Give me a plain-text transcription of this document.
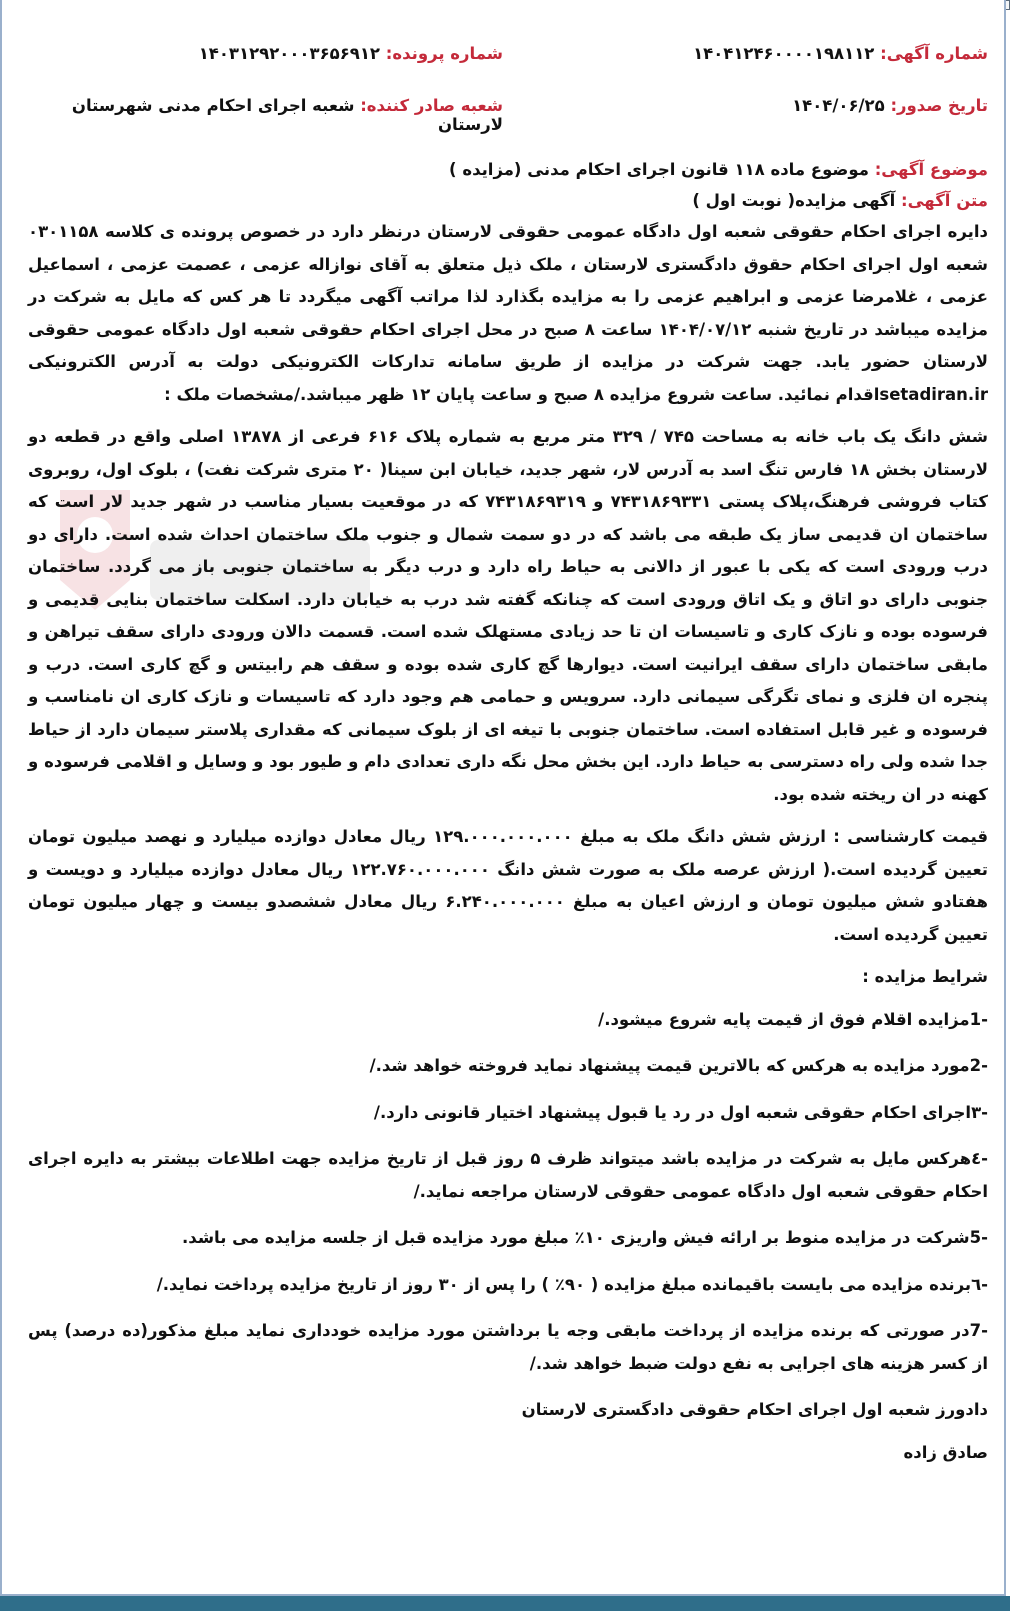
شماره آگهی: ۱۴۰۴۱۲۴۶۰۰۰۰۱۹۸۱۱۲
شماره پرونده: ۱۴۰۳۱۲۹۲۰۰۰۳۶۵۶۹۱۲
تاریخ صدور: ۱۴۰۴/۰۶/۲۵
شعبه صادر کننده: شعبه اجرای احکام مدنی شهرستان لارستان
موضوع آگهی: موضوع ماده ۱۱۸ قانون اجرای احکام مدنی (مزایده )
متن آگهی: آگهی مزایده( نوبت اول )

دایره اجرای احکام حقوقی شعبه اول دادگاه عمومی حقوقی لارستان درنظر دارد در خصوص پرونده ی کلاسه ۰۳۰۱۱۵۸ شعبه اول اجرای احکام حقوق دادگستری لارستان ، ملک ذیل متعلق به آقای نوازاله عزمی ، عصمت عزمی ، اسماعیل عزمی ، غلامرضا عزمی و ابراهیم عزمی را به مزایده بگذارد لذا مراتب آگهی میگردد تا هر کس که مایل به شرکت در مزایده میباشد در تاریخ شنبه ۱۴۰۴/۰۷/۱۲ ساعت ۸ صبح در محل اجرای احکام حقوقی شعبه اول دادگاه عمومی حقوقی لارستان حضور یابد. جهت شرکت در مزایده از طریق سامانه تدارکات الکترونیکی دولت به آدرس الکترونیکی setadiran.irاقدام نمائید. ساعت شروع مزایده ۸ صبح و ساعت پایان ۱۲ ظهر میباشد./مشخصات ملک :

شش دانگ یک باب خانه به مساحت ۷۴۵ / ۳۲۹ متر مربع به شماره پلاک ۶۱۶ فرعی از ۱۳۸۷۸ اصلی واقع در قطعه دو لارستان بخش ۱۸ فارس تنگ اسد به آدرس لار، شهر جدید، خیابان ابن سینا( ۲۰ متری شرکت نفت) ، بلوک اول، روبروی کتاب فروشی فرهنگ،پلاک پستی ۷۴۳۱۸۶۹۳۳۱ و ۷۴۳۱۸۶۹۳۱۹ که در موقعیت بسیار مناسب در شهر جدید لار است که ساختمان ان قدیمی ساز یک طبقه می باشد که در دو سمت شمال و جنوب ملک ساختمان احداث شده است. دارای دو درب ورودی است که یکی با عبور از دالانی به حیاط راه دارد و درب دیگر به ساختمان جنوبی باز می گردد. ساختمان جنوبی دارای دو اتاق و یک اتاق ورودی است که چنانکه گفته شد درب به خیابان دارد. اسکلت ساختمان بنایی قدیمی و فرسوده بوده و نازک کاری و تاسیسات ان تا حد زیادی مستهلک شده است. قسمت دالان ورودی دارای سقف تیراهن و مابقی ساختمان دارای سقف ایرانیت است. دیوارها گچ کاری شده بوده و سقف هم رابیتس و گچ کاری است. درب و پنجره ان فلزی و نمای تگرگی سیمانی دارد. سرویس و حمامی هم وجود دارد که تاسیسات و نازک کاری ان نامناسب و فرسوده و غیر قابل استفاده است. ساختمان جنوبی با تیغه ای از بلوک سیمانی که مقداری پلاستر سیمان دارد از حیاط جدا شده ولی راه دسترسی به حیاط دارد. این بخش محل نگه داری تعدادی دام و طیور بود و وسایل و اقلامی فرسوده و کهنه در ان ریخته شده بود.

قیمت کارشناسی : ارزش شش دانگ ملک به مبلغ ۱۲۹.۰۰۰.۰۰۰.۰۰۰ ریال معادل دوازده میلیارد و نهصد میلیون تومان تعیین گردیده است.( ارزش عرصه ملک به صورت شش دانگ ۱۲۲.۷۶۰.۰۰۰.۰۰۰ ریال معادل دوازده میلیارد و دویست و هفتادو شش میلیون تومان و ارزش اعیان به مبلغ ۶.۲۴۰.۰۰۰.۰۰۰ ریال معادل ششصدو بیست و چهار میلیون تومان تعیین گردیده است.

شرایط مزایده :

-1مزایده اقلام فوق از قیمت پایه شروع میشود./

-2مورد مزایده به هرکس که بالاترین قیمت پیشنهاد نماید فروخته خواهد شد./

-۳اجرای احکام حقوقی شعبه اول در رد یا قبول پیشنهاد اختیار قانونی دارد./

-٤هرکس مایل به شرکت در مزایده باشد میتواند ظرف ۵ روز قبل از تاریخ مزایده جهت اطلاعات بیشتر به دایره اجرای احکام حقوقی شعبه اول دادگاه عمومی حقوقی لارستان مراجعه نماید./

-5شرکت در مزایده منوط بر ارائه فیش واریزی ۱۰٪ مبلغ مورد مزایده قبل از جلسه مزایده می باشد.

-٦برنده مزایده می بایست باقیمانده مبلغ مزایده ( ۹۰٪ ) را پس از ۳۰ روز از تاریخ مزایده پرداخت نماید./

-7در صورتی که برنده مزایده از پرداخت مابقی وجه یا برداشتن مورد مزایده خودداری نماید مبلغ مذکور(ده درصد) پس از کسر هزینه های اجرایی به نفع دولت ضبط خواهد شد./

دادورز شعبه اول اجرای احکام حقوقی دادگستری لارستان

صادق زاده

* * *

- DIRECTIONS
Set each line of the records down exactly, leaving every picture out.

- SOLUTION TO THE EXERCISE
Give me a plain-text transcription of this document.
شماره آگهی: ۱۴۰۴۱۲۴۶۰۰۰۰۱۹۸۱۱۲
شماره پرونده: ۱۴۰۳۱۲۹۲۰۰۰۳۶۵۶۹۱۲
تاریخ صدور: ۱۴۰۴/۰۶/۲۵
شعبه صادر کننده: شعبه اجرای احکام مدنی شهرستان لارستان
موضوع آگهی: موضوع ماده ۱۱۸ قانون اجرای احکام مدنی (مزایده )
متن آگهی: آگهی مزایده( نوبت اول )

دایره اجرای احکام حقوقی شعبه اول دادگاه عمومی حقوقی لارستان درنظر دارد در خصوص پرونده ی کلاسه ۰۳۰۱۱۵۸ شعبه اول اجرای احکام حقوق دادگستری لارستان ، ملک ذیل متعلق به آقای نوازاله عزمی ، عصمت عزمی ، اسماعیل عزمی ، غلامرضا عزمی و ابراهیم عزمی را به مزایده بگذارد لذا مراتب آگهی میگردد تا هر کس که مایل به شرکت در مزایده میباشد در تاریخ شنبه ۱۴۰۴/۰۷/۱۲ ساعت ۸ صبح در محل اجرای احکام حقوقی شعبه اول دادگاه عمومی حقوقی لارستان حضور یابد. جهت شرکت در مزایده از طریق سامانه تدارکات الکترونیکی دولت به آدرس الکترونیکی setadiran.irاقدام نمائید. ساعت شروع مزایده ۸ صبح و ساعت پایان ۱۲ ظهر میباشد./مشخصات ملک :

شش دانگ یک باب خانه به مساحت ۷۴۵ / ۳۲۹ متر مربع به شماره پلاک ۶۱۶ فرعی از ۱۳۸۷۸ اصلی واقع در قطعه دو لارستان بخش ۱۸ فارس تنگ اسد به آدرس لار، شهر جدید، خیابان ابن سینا( ۲۰ متری شرکت نفت) ، بلوک اول، روبروی کتاب فروشی فرهنگ،پلاک پستی ۷۴۳۱۸۶۹۳۳۱ و ۷۴۳۱۸۶۹۳۱۹ که در موقعیت بسیار مناسب در شهر جدید لار است که ساختمان ان قدیمی ساز یک طبقه می باشد که در دو سمت شمال و جنوب ملک ساختمان احداث شده است. دارای دو درب ورودی است که یکی با عبور از دالانی به حیاط راه دارد و درب دیگر به ساختمان جنوبی باز می گردد. ساختمان جنوبی دارای دو اتاق و یک اتاق ورودی است که چنانکه گفته شد درب به خیابان دارد. اسکلت ساختمان بنایی قدیمی و فرسوده بوده و نازک کاری و تاسیسات ان تا حد زیادی مستهلک شده است. قسمت دالان ورودی دارای سقف تیراهن و مابقی ساختمان دارای سقف ایرانیت است. دیوارها گچ کاری شده بوده و سقف هم رابیتس و گچ کاری است. درب و پنجره ان فلزی و نمای تگرگی سیمانی دارد. سرویس و حمامی هم وجود دارد که تاسیسات و نازک کاری ان نامناسب و فرسوده و غیر قابل استفاده است. ساختمان جنوبی با تیغه ای از بلوک سیمانی که مقداری پلاستر سیمان دارد از حیاط جدا شده ولی راه دسترسی به حیاط دارد. این بخش محل نگه داری تعدادی دام و طیور بود و وسایل و اقلامی فرسوده و کهنه در ان ریخته شده بود.

قیمت کارشناسی : ارزش شش دانگ ملک به مبلغ ۱۲۹.۰۰۰.۰۰۰.۰۰۰ ریال معادل دوازده میلیارد و نهصد میلیون تومان تعیین گردیده است.( ارزش عرصه ملک به صورت شش دانگ ۱۲۲.۷۶۰.۰۰۰.۰۰۰ ریال معادل دوازده میلیارد و دویست و هفتادو شش میلیون تومان و ارزش اعیان به مبلغ ۶.۲۴۰.۰۰۰.۰۰۰ ریال معادل ششصدو بیست و چهار میلیون تومان تعیین گردیده است.

شرایط مزایده :

-1مزایده اقلام فوق از قیمت پایه شروع میشود./

-2مورد مزایده به هرکس که بالاترین قیمت پیشنهاد نماید فروخته خواهد شد./

-۳اجرای احکام حقوقی شعبه اول در رد یا قبول پیشنهاد اختیار قانونی دارد./

-٤هرکس مایل به شرکت در مزایده باشد میتواند ظرف ۵ روز قبل از تاریخ مزایده جهت اطلاعات بیشتر به دایره اجرای احکام حقوقی شعبه اول دادگاه عمومی حقوقی لارستان مراجعه نماید./

-5شرکت در مزایده منوط بر ارائه فیش واریزی ۱۰٪ مبلغ مورد مزایده قبل از جلسه مزایده می باشد.

-٦برنده مزایده می بایست باقیمانده مبلغ مزایده ( ۹۰٪ ) را پس از ۳۰ روز از تاریخ مزایده پرداخت نماید./

-7در صورتی که برنده مزایده از پرداخت مابقی وجه یا برداشتن مورد مزایده خودداری نماید مبلغ مذکور(ده درصد) پس از کسر هزینه های اجرایی به نفع دولت ضبط خواهد شد./

دادورز شعبه اول اجرای احکام حقوقی دادگستری لارستان

صادق زاده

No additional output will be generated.